- Document excerpt
Without enough mass to go full supernova, the resulting collapse gave birth to a pulsar, a rapidly spinning neutron star more dense than our Sun but small enough to fit in the average large city. Such biblical levels of mass condensed into such a tiny space forces titanic levels of electromagnetic radiation out from the pulsar's magnetic poles. It's these bolts of radiation's interaction with surrounding cosmic dust, called a pulsar wind nebula that contributes the most to the hand-like appendage poking out of the inky-black beyond of interstellar space.

Like a mythological gream reaper here to collect the soul of the star that once resided in this spot, Chandra and IXPE captured the inner machinations of the universe playing out in a way that feels almost like divinity. Because of the vast distance away from this particular pulsar, the remnants of a stellar death from back in the 6th century AD will likely remain this vibrant and eye-catching on the X-ray spectrum for thousands of years into the future. Assuming any semblance of sentience is around in the future to observe it, that is.

- Problems to solve
A – Condense the paragraph of the pulsar passage beginning "Without enough mass to go full supernova" into a short bulleted list that keeps its main facts.
B – Using the pulsar passage, list everything the scene or part of it is compared to with the word "like."
C – Do these statements agree with the pulsar passage? (i) The star had enough mass to go full supernova. (ii) The radiation is forced out from the pulsar's magnetic poles. (iii) The stellar death dates from the 6th century AD.
The records below have no connection to the pulsar passage.

- Data supplied
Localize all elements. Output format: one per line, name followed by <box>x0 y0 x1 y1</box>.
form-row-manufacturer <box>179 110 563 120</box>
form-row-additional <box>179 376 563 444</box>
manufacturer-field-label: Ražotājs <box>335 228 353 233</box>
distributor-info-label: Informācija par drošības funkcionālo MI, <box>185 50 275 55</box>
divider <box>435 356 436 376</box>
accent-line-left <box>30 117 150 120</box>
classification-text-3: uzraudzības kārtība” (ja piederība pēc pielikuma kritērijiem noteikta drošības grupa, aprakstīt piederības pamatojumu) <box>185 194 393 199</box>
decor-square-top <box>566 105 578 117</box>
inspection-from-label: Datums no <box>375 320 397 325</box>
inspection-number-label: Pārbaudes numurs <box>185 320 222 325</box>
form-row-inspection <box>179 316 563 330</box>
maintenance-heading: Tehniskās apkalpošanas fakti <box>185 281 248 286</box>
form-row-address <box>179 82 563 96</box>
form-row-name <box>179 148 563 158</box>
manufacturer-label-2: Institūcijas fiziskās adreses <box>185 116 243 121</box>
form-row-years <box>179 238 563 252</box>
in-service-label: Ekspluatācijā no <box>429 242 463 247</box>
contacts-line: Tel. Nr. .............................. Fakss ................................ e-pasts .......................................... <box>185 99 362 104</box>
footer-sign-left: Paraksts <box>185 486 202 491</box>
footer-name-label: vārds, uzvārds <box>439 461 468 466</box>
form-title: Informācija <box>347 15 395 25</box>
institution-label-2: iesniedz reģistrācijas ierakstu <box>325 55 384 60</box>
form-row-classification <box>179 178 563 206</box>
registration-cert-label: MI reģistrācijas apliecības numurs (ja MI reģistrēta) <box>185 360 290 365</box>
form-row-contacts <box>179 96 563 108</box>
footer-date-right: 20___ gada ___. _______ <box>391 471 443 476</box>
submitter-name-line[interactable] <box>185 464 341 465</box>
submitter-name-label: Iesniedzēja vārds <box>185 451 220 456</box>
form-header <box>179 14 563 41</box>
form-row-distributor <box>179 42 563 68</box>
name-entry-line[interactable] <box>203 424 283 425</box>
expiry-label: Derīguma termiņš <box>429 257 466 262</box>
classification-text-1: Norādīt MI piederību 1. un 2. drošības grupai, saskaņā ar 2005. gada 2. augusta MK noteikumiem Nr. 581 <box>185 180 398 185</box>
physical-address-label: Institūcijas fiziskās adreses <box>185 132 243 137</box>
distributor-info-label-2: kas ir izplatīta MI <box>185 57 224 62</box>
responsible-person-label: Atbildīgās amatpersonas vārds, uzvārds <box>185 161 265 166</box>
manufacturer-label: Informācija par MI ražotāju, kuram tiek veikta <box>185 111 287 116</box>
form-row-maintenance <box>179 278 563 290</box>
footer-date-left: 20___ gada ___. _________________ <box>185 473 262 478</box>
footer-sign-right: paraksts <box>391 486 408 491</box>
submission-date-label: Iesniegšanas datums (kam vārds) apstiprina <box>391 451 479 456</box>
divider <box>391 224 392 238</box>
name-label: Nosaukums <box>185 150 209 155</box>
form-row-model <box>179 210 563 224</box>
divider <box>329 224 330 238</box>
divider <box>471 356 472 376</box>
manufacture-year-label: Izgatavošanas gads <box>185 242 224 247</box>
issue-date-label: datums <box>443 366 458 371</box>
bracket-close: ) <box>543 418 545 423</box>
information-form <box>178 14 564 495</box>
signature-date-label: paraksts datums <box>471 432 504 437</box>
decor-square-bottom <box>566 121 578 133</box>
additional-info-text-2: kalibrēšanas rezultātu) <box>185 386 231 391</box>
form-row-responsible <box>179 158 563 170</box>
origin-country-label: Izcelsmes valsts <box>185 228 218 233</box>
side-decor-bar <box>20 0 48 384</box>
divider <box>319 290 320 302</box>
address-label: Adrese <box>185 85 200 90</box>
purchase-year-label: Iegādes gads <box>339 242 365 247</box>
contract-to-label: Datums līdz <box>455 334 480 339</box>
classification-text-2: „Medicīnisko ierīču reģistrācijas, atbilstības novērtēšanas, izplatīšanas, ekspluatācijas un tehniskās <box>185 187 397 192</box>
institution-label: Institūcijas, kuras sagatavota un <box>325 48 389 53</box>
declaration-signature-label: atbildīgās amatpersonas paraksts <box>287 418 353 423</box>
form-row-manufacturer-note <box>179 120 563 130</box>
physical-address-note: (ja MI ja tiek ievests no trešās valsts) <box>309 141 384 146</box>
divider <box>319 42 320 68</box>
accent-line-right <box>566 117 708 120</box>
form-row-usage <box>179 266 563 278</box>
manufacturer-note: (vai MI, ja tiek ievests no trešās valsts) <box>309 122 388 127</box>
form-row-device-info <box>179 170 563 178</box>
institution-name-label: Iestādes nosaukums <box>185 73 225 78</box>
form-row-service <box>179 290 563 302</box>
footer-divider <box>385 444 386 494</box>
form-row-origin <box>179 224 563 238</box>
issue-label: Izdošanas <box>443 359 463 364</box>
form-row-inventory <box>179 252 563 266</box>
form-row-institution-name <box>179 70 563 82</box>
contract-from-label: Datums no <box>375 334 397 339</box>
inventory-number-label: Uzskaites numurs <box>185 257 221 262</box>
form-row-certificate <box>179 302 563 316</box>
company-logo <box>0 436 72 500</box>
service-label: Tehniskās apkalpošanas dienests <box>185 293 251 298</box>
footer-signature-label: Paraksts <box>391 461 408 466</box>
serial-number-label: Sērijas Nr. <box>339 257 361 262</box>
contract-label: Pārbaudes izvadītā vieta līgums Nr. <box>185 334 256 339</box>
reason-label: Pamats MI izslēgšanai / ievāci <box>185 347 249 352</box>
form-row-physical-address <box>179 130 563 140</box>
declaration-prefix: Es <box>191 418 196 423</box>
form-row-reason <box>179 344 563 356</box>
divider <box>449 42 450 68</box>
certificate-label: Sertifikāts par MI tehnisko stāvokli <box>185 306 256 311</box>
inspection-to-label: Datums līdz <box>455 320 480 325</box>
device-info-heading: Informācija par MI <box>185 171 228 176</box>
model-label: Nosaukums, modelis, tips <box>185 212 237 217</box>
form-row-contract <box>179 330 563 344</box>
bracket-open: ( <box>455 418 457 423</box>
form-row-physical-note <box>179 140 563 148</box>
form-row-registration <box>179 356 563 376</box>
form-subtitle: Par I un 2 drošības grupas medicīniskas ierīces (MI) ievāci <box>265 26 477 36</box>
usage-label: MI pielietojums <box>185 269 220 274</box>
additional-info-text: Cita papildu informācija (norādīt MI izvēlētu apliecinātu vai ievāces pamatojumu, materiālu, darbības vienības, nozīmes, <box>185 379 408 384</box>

- List of solutions
A –
- Lacking the mass for a full supernova, the collapse produced a pulsar: a rapidly spinning neutron star, denser than the Sun yet small enough to fit in an average large city.
- So much mass in so small a space forces enormous electromagnetic radiation out of the pulsar's magnetic poles.
- That radiation interacting with surrounding cosmic dust, called a pulsar wind nebula, contributes most to the hand-like shape extending into interstellar space.

B –
- a hand
- a mythological reaper
- divinity

C –
(i) No: "Without enough mass to go full supernova"
(ii) Yes: "forces titanic levels of electromagnetic radiation out from the pulsar's magnetic poles"
(iii) Yes: "the remnants of a stellar death from back in the 6th century AD"